AIM – Print all entries precisely as they are written.

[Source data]
——

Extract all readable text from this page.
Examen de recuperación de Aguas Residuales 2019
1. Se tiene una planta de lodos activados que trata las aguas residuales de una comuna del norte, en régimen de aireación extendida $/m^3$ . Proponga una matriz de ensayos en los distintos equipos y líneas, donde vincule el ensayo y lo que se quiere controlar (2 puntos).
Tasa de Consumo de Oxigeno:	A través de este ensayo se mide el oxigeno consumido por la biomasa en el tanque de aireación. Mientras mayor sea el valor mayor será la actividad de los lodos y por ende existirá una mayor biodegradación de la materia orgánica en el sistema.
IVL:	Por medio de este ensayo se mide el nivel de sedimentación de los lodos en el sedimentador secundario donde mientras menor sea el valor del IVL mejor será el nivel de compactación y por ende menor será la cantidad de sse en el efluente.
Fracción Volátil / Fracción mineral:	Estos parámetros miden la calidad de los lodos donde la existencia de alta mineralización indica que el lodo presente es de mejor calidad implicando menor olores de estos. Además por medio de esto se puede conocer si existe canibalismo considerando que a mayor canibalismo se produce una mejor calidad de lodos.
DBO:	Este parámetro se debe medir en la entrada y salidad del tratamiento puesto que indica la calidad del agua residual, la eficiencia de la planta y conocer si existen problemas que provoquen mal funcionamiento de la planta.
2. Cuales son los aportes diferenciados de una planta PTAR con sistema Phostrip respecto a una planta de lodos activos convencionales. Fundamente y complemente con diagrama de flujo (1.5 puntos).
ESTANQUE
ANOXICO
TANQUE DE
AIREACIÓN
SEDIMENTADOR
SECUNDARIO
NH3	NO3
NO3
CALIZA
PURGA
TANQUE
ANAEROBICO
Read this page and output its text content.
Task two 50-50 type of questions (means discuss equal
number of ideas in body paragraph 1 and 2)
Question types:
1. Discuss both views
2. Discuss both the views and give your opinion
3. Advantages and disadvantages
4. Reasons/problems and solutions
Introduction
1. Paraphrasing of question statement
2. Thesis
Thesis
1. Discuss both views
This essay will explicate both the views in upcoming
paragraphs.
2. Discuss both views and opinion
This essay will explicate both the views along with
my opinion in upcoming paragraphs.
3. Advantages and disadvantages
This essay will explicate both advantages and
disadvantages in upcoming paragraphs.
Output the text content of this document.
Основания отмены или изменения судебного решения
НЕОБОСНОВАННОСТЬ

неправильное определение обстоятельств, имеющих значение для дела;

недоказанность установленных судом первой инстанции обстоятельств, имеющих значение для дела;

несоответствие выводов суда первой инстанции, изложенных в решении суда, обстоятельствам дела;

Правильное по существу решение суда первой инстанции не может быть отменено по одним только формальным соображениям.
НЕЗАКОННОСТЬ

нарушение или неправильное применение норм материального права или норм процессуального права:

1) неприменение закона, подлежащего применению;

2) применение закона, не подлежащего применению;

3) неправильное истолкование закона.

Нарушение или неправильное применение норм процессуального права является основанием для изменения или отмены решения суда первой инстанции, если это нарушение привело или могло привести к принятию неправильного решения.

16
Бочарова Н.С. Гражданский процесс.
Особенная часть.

——

EXERCISE SOLUTION –
Extract all readable text from this page.
Examen de recuperación de Aguas Residuales 2019
1. Se tiene una planta de lodos activados que trata las aguas residuales de una comuna del norte, en régimen de aireación extendida $/m^3$ . Proponga una matriz de ensayos en los distintos equipos y líneas, donde vincule el ensayo y lo que se quiere controlar (2 puntos).
Tasa de Consumo de Oxigeno:	A través de este ensayo se mide el oxigeno consumido por la biomasa en el tanque de aireación. Mientras mayor sea el valor mayor será la actividad de los lodos y por ende existirá una mayor biodegradación de la materia orgánica en el sistema.
IVL:	Por medio de este ensayo se mide el nivel de sedimentación de los lodos en el sedimentador secundario donde mientras menor sea el valor del IVL mejor será el nivel de compactación y por ende menor será la cantidad de sse en el efluente.
Fracción Volátil / Fracción mineral:	Estos parámetros miden la calidad de los lodos donde la existencia de alta mineralización indica que el lodo presente es de mejor calidad implicando menor olores de estos. Además por medio de esto se puede conocer si existe canibalismo considerando que a mayor canibalismo se produce una mejor calidad de lodos.
DBO:	Este parámetro se debe medir en la entrada y salidad del tratamiento puesto que indica la calidad del agua residual, la eficiencia de la planta y conocer si existen problemas que provoquen mal funcionamiento de la planta.
2. Cuales son los aportes diferenciados de una planta PTAR con sistema Phostrip respecto a una planta de lodos activos convencionales. Fundamente y complemente con diagrama de flujo (1.5 puntos).
ESTANQUE
ANOXICO
TANQUE DE
AIREACIÓN
SEDIMENTADOR
SECUNDARIO
NH3	NO3
NO3
CALIZA
PURGA
TANQUE
ANAEROBICO
Read this page and output its text content.
Task two 50-50 type of questions (means discuss equal
number of ideas in body paragraph 1 and 2)
Question types:
1. Discuss both views
2. Discuss both the views and give your opinion
3. Advantages and disadvantages
4. Reasons/problems and solutions
Introduction
1. Paraphrasing of question statement
2. Thesis
Thesis
1. Discuss both views
This essay will explicate both the views in upcoming
paragraphs.
2. Discuss both views and opinion
This essay will explicate both the views along with
my opinion in upcoming paragraphs.
3. Advantages and disadvantages
This essay will explicate both advantages and
disadvantages in upcoming paragraphs.
Output the text content of this document.
Основания отмены или изменения судебного решения
НЕОБОСНОВАННОСТЬ

неправильное определение обстоятельств, имеющих значение для дела;

недоказанность установленных судом первой инстанции обстоятельств, имеющих значение для дела;

несоответствие выводов суда первой инстанции, изложенных в решении суда, обстоятельствам дела;

Правильное по существу решение суда первой инстанции не может быть отменено по одним только формальным соображениям.
НЕЗАКОННОСТЬ

нарушение или неправильное применение норм материального права или норм процессуального права:

1) неприменение закона, подлежащего применению;

2) применение закона, не подлежащего применению;

3) неправильное истолкование закона.

Нарушение или неправильное применение норм процессуального права является основанием для изменения или отмены решения суда первой инстанции, если это нарушение привело или могло привести к принятию неправильного решения.

16
Бочарова Н.С. Гражданский процесс.
Особенная часть.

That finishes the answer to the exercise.